WRITTEN INSTRUCTION »
Using the listing below, extract each line that has the word "document" in it.

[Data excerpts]
§ §
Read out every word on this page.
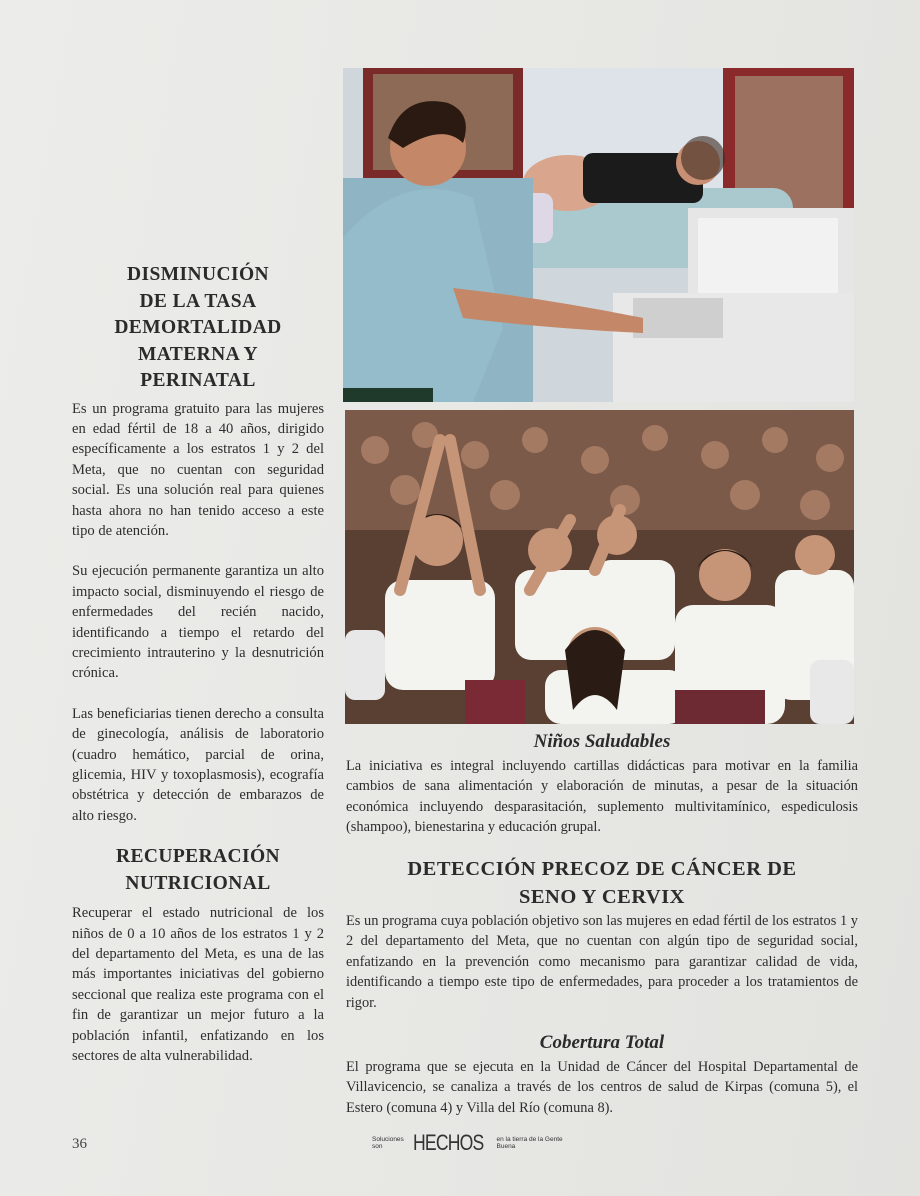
DISMINUCIÓN
DE LA TASA
DEMORTALIDAD
MATERNA Y
PERINATAL

Es un programa gratuito para las mujeres en edad fértil de 18 a 40 años, dirigido específicamente a los estratos 1 y 2 del Meta, que no cuentan con seguridad social. Es una solución real para quienes hasta ahora no han tenido acceso a este tipo de atención.

Su ejecución permanente garantiza un alto impacto social, disminuyendo el riesgo de enfermedades del recién nacido, identificando a tiempo el retardo del crecimiento intrauterino y la desnutrición crónica.

Las beneficiarias tienen derecho a consulta de ginecología, análisis de laboratorio (cuadro hemático, parcial de orina, glicemia, HIV y toxoplasmosis), ecografía obstétrica y detección de embarazos de alto riesgo.

RECUPERACIÓN
NUTRICIONAL

Recuperar el estado nutricional de los niños de 0 a 10 años de los estratos 1 y 2 del departamento del Meta, es una de las más importantes iniciativas del gobierno seccional que realiza este programa con el fin de garantizar un mejor futuro a la población infantil, enfatizando en los sectores de alta vulnerabilidad.

Niños Saludables

La iniciativa es integral incluyendo cartillas didácticas para motivar en la familia cambios de sana alimentación y elaboración de minutas, a pesar de la situación económica incluyendo desparasitación, suplemento multivitamínico, espediculosis (shampoo), bienestarina y educación grupal.

DETECCIÓN PRECOZ DE CÁNCER DE
SENO Y CERVIX

Es un programa cuya población objetivo son las mujeres en edad fértil de los estratos 1 y 2 del departamento del Meta, que no cuentan con algún tipo de seguridad social, enfatizando en la prevención como mecanismo para garantizar calidad de vida, identificando a tiempo este tipo de enfermedades, para proceder a los tratamientos de rigor.

Cobertura Total

El programa que se ejecuta en la Unidad de Cáncer del Hospital Departamental de Villavicencio, se canaliza a través de los centros de salud de Kirpas (comuna 5), el Estero (comuna 4) y Villa del Río (comuna 8).

36	Soluciones son	HECHOS en la tierra de la Gente Buena
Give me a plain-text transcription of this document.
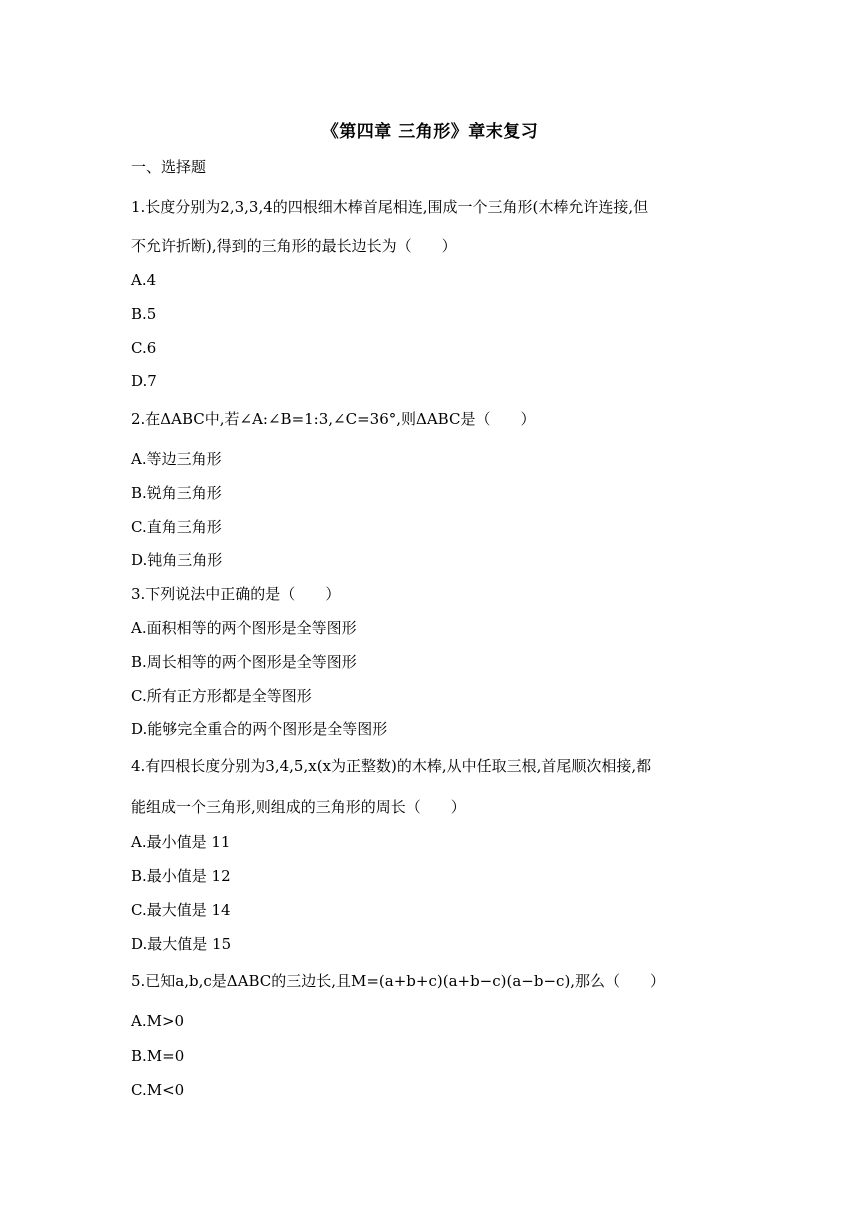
《第四章 三角形》章末复习
一、选择题
1.长度分别为2,3,3,4的四根细木棒首尾相连,围成一个三角形(木棒允许连接,但
不允许折断),得到的三角形的最长边长为（　　）
A.4
B.5
C.6
D.7
2.在ΔABC中,若∠A:∠B=1:3,∠C=36°,则ΔABC是（　　）
A.等边三角形
B.锐角三角形
C.直角三角形
D.钝角三角形
3.下列说法中正确的是（　　）
A.面积相等的两个图形是全等图形
B.周长相等的两个图形是全等图形
C.所有正方形都是全等图形
D.能够完全重合的两个图形是全等图形
4.有四根长度分别为3,4,5,x(x为正整数)的木棒,从中任取三根,首尾顺次相接,都
能组成一个三角形,则组成的三角形的周长（　　）
A.最小值是 11
B.最小值是 12
C.最大值是 14
D.最大值是 15
5.已知a,b,c是ΔABC的三边长,且M=(a+b+c)(a+b−c)(a−b−c),那么（　　）
A.M>0
B.M=0
C.M<0
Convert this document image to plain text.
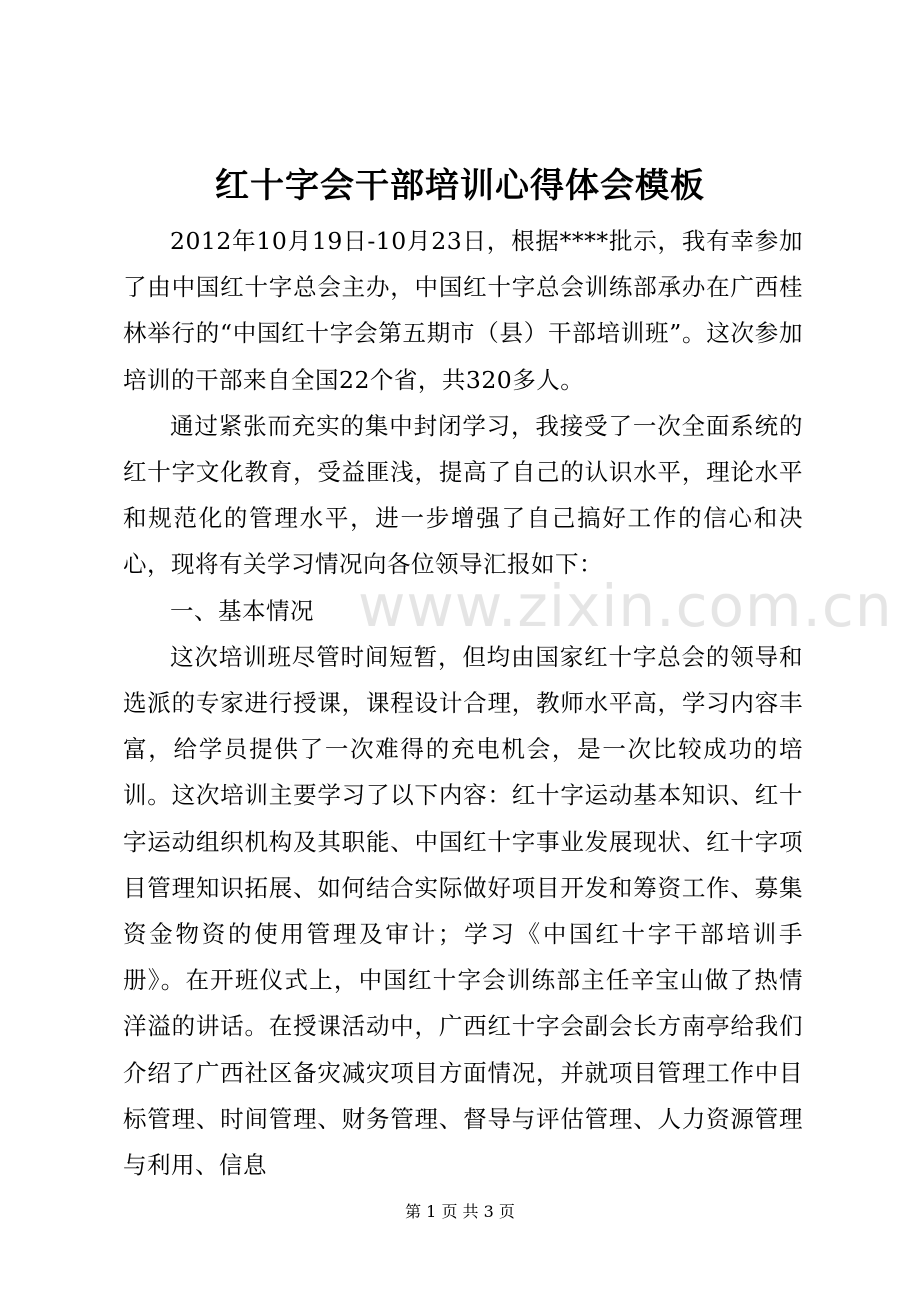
红十字会干部培训心得体会模板

2012年10月19日-10月23日，根据****批示，我有幸参加了由中国红十字总会主办，中国红十字总会训练部承办在广西桂林举行的“中国红十字会第五期市（县）干部培训班”。这次参加培训的干部来自全国22个省，共320多人。

通过紧张而充实的集中封闭学习，我接受了一次全面系统的红十字文化教育，受益匪浅，提高了自己的认识水平，理论水平和规范化的管理水平，进一步增强了自己搞好工作的信心和决心，现将有关学习情况向各位领导汇报如下：

一、基本情况

这次培训班尽管时间短暂，但均由国家红十字总会的领导和选派的专家进行授课，课程设计合理，教师水平高，学习内容丰富，给学员提供了一次难得的充电机会，是一次比较成功的培训。这次培训主要学习了以下内容：红十字运动基本知识、红十字运动组织机构及其职能、中国红十字事业发展现状、红十字项目管理知识拓展、如何结合实际做好项目开发和筹资工作、募集资金物资的使用管理及审计；学习《中国红十字干部培训手册》。在开班仪式上，中国红十字会训练部主任辛宝山做了热情洋溢的讲话。在授课活动中，广西红十字会副会长方南亭给我们介绍了广西社区备灾减灾项目方面情况，并就项目管理工作中目标管理、时间管理、财务管理、督导与评估管理、人力资源管理与利用、信息

www.zixin.com.cn
第 1 页 共 3 页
§ §
SOLUTION TO THIS EXERCISE »
Give me a plain-text transcription of this document.
Convert this document image to plain text.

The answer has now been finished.